*Material provided:*
::::::::::
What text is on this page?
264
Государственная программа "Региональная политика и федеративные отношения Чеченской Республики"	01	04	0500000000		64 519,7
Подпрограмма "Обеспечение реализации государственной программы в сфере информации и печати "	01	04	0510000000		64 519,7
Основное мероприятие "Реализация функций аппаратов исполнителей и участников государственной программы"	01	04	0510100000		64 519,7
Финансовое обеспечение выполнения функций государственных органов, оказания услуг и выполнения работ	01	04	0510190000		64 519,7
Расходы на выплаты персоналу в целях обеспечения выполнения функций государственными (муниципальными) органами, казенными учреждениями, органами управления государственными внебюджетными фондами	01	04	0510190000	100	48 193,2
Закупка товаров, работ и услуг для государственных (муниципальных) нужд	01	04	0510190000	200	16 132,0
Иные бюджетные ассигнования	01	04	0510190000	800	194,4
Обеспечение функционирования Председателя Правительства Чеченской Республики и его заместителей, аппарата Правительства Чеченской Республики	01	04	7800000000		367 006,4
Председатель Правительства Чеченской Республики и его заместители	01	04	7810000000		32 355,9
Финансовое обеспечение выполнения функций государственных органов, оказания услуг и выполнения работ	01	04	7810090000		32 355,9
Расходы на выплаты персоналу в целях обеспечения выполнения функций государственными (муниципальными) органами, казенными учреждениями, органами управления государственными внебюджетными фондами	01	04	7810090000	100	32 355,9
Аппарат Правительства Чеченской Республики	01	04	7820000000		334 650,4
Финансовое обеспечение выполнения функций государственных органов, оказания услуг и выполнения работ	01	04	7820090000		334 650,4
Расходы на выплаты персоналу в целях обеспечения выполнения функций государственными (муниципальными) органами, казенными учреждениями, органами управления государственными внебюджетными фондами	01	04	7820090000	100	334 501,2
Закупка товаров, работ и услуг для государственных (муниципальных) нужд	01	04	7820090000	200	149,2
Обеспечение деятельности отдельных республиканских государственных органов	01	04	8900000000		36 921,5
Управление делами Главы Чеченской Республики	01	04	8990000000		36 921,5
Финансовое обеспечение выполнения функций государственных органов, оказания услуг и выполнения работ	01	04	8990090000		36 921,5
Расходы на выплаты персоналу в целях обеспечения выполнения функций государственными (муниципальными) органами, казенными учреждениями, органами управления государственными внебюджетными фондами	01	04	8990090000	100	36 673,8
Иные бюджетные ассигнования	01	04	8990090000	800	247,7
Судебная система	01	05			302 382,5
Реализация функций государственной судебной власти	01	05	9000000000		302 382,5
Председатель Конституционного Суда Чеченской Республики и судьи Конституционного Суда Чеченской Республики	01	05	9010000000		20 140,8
::::::::::
*Short exercise:* Find and copy each line above that includes the string "Закупка".

*Solved problem:*
Закупка товаров, работ и услуг для государственных (муниципальных) нужд	01	04	0510190000	200	16 132,0
Закупка товаров, работ и услуг для государственных (муниципальных) нужд	01	04	7820090000	200	149,2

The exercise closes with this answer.